● TO BE DONE
Write the data out again exactly, with no pictures.
┄┄┄┄┄┄
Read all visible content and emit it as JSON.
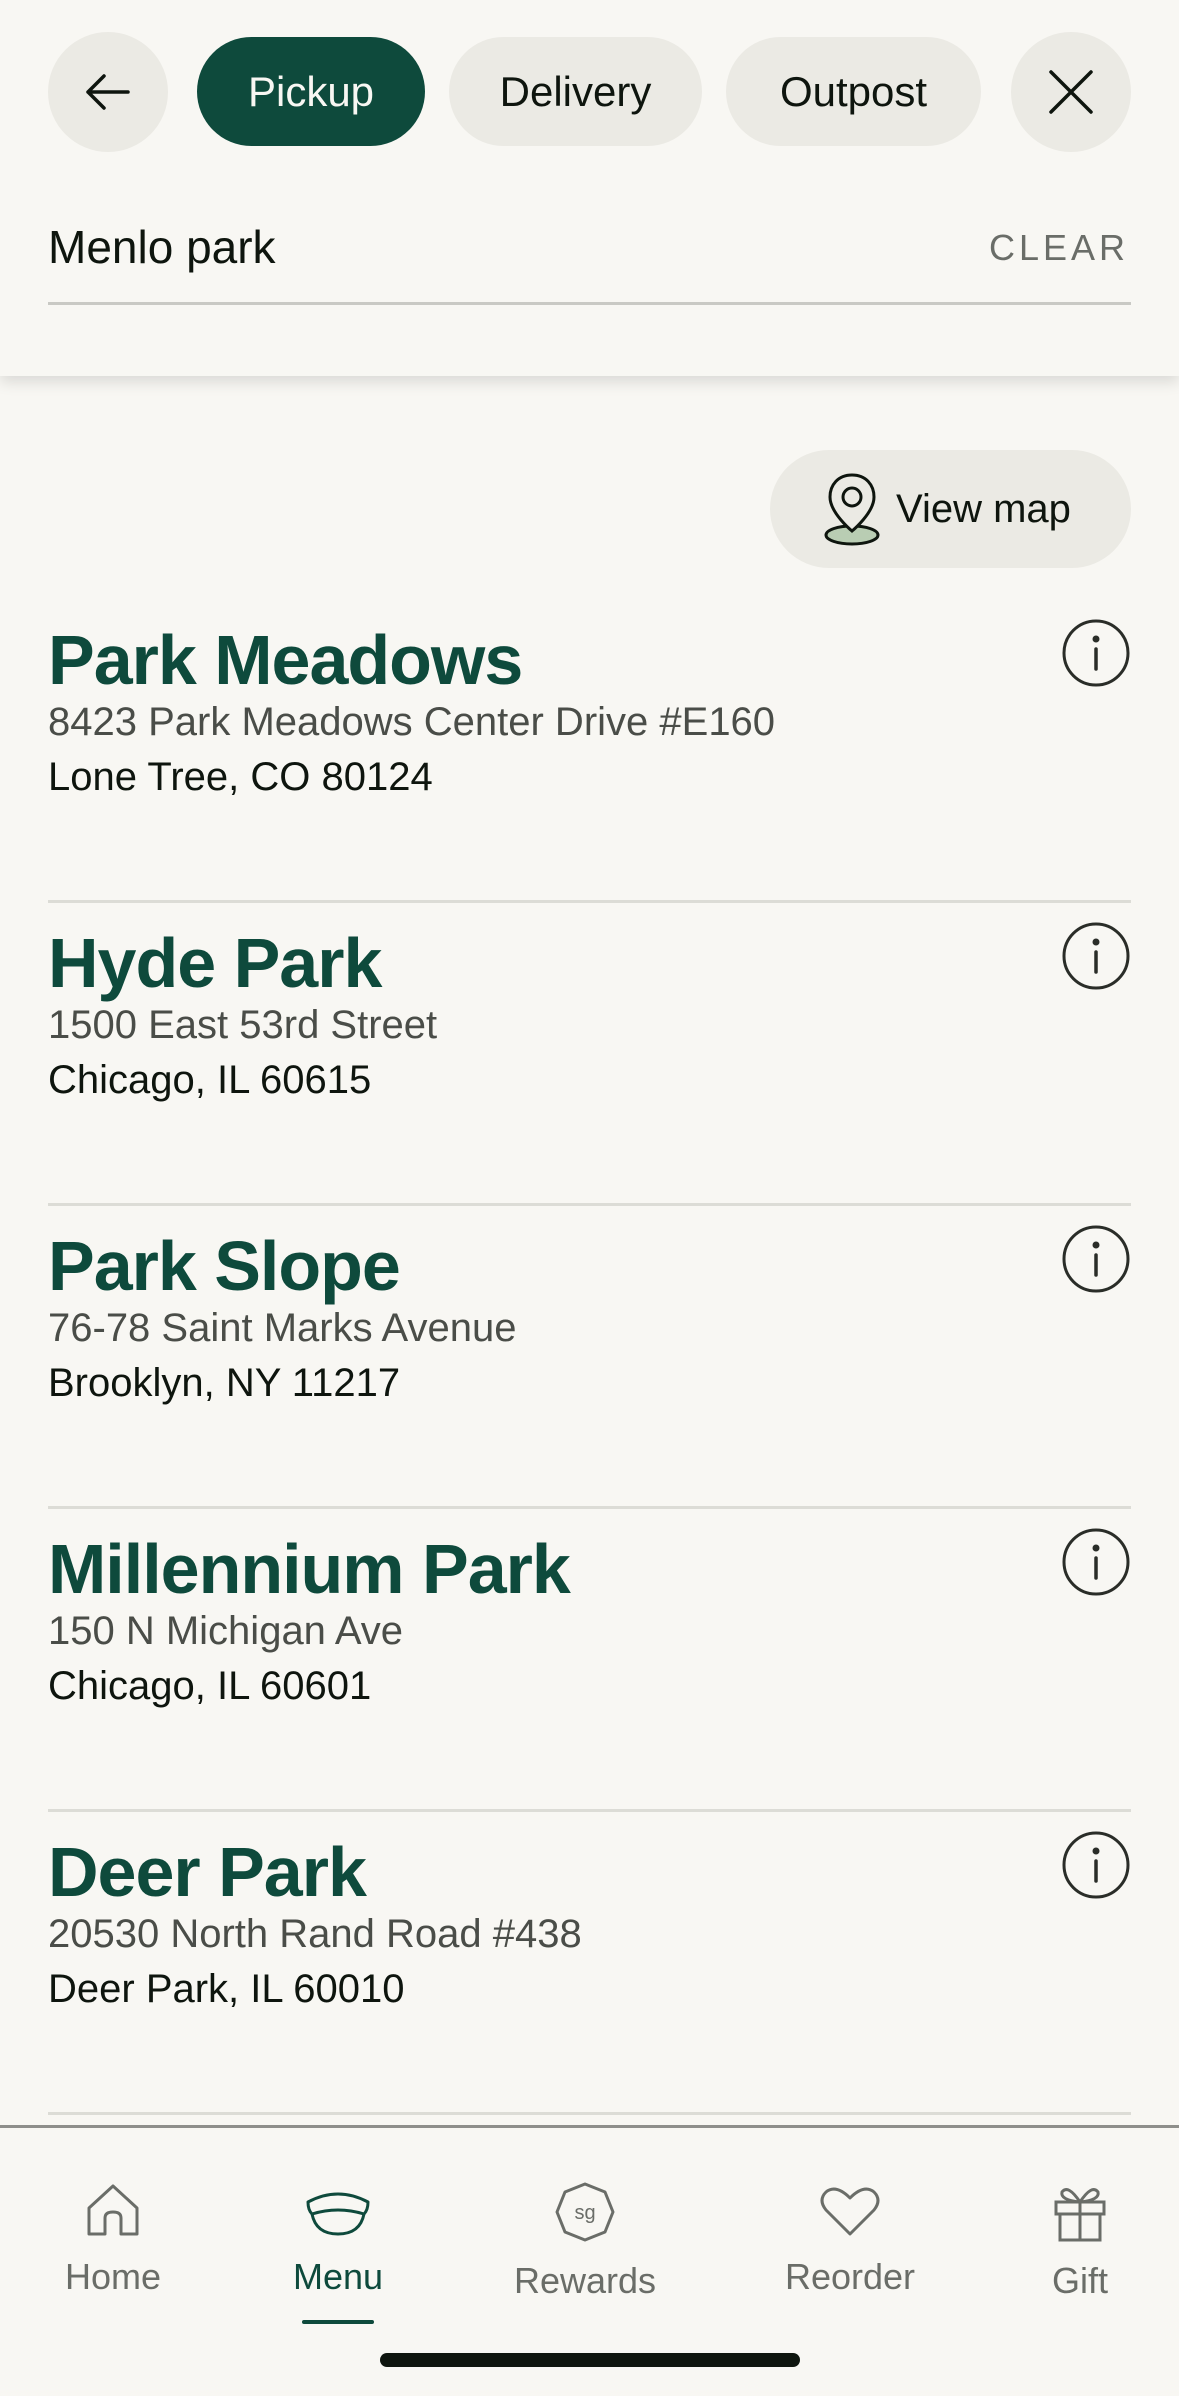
{
  "header": {
    "back_icon": "arrow-left-icon",
    "close_icon": "close-icon",
    "tabs": [
      {
        "label": "Pickup",
        "active": true
      },
      {
        "label": "Delivery",
        "active": false
      },
      {
        "label": "Outpost",
        "active": false
      }
    ],
    "search": {
      "value": "Menlo park",
      "clear_label": "CLEAR"
    }
  },
  "view_map": {
    "label": "View map",
    "icon": "map-pin-icon"
  },
  "stores": [
    {
      "name": "Park Meadows",
      "address1": "8423 Park Meadows Center Drive #E160",
      "address2": "Lone Tree, CO 80124"
    },
    {
      "name": "Hyde Park",
      "address1": "1500 East 53rd Street",
      "address2": "Chicago, IL 60615"
    },
    {
      "name": "Park Slope",
      "address1": "76-78 Saint Marks Avenue",
      "address2": "Brooklyn, NY 11217"
    },
    {
      "name": "Millennium Park",
      "address1": "150 N Michigan Ave",
      "address2": "Chicago, IL 60601"
    },
    {
      "name": "Deer Park",
      "address1": "20530 North Rand Road #438",
      "address2": "Deer Park, IL 60010"
    }
  ],
  "tabbar": {
    "items": [
      {
        "label": "Home",
        "icon": "home-icon"
      },
      {
        "label": "Menu",
        "icon": "bowl-icon",
        "active": true
      },
      {
        "label": "Rewards",
        "icon": "sg-badge-icon"
      },
      {
        "label": "Reorder",
        "icon": "heart-icon"
      },
      {
        "label": "Gift",
        "icon": "gift-icon"
      }
    ]
  },
  "colors": {
    "brand": "#0e4a3c",
    "background": "#f8f7f3",
    "chip": "#ebeae4"
  }
}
┄┄┄┄┄┄
● ANSWER BELOW
Read all visible content and emit it as JSON.
{
  "header": {
    "back_icon": "arrow-left-icon",
    "close_icon": "close-icon",
    "tabs": [
      {
        "label": "Pickup",
        "active": true
      },
      {
        "label": "Delivery",
        "active": false
      },
      {
        "label": "Outpost",
        "active": false
      }
    ],
    "search": {
      "value": "Menlo park",
      "clear_label": "CLEAR"
    }
  },
  "view_map": {
    "label": "View map",
    "icon": "map-pin-icon"
  },
  "stores": [
    {
      "name": "Park Meadows",
      "address1": "8423 Park Meadows Center Drive #E160",
      "address2": "Lone Tree, CO 80124"
    },
    {
      "name": "Hyde Park",
      "address1": "1500 East 53rd Street",
      "address2": "Chicago, IL 60615"
    },
    {
      "name": "Park Slope",
      "address1": "76-78 Saint Marks Avenue",
      "address2": "Brooklyn, NY 11217"
    },
    {
      "name": "Millennium Park",
      "address1": "150 N Michigan Ave",
      "address2": "Chicago, IL 60601"
    },
    {
      "name": "Deer Park",
      "address1": "20530 North Rand Road #438",
      "address2": "Deer Park, IL 60010"
    }
  ],
  "tabbar": {
    "items": [
      {
        "label": "Home",
        "icon": "home-icon"
      },
      {
        "label": "Menu",
        "icon": "bowl-icon",
        "active": true
      },
      {
        "label": "Rewards",
        "icon": "sg-badge-icon"
      },
      {
        "label": "Reorder",
        "icon": "heart-icon"
      },
      {
        "label": "Gift",
        "icon": "gift-icon"
      }
    ]
  },
  "colors": {
    "brand": "#0e4a3c",
    "background": "#f8f7f3",
    "chip": "#ebeae4"
  }
}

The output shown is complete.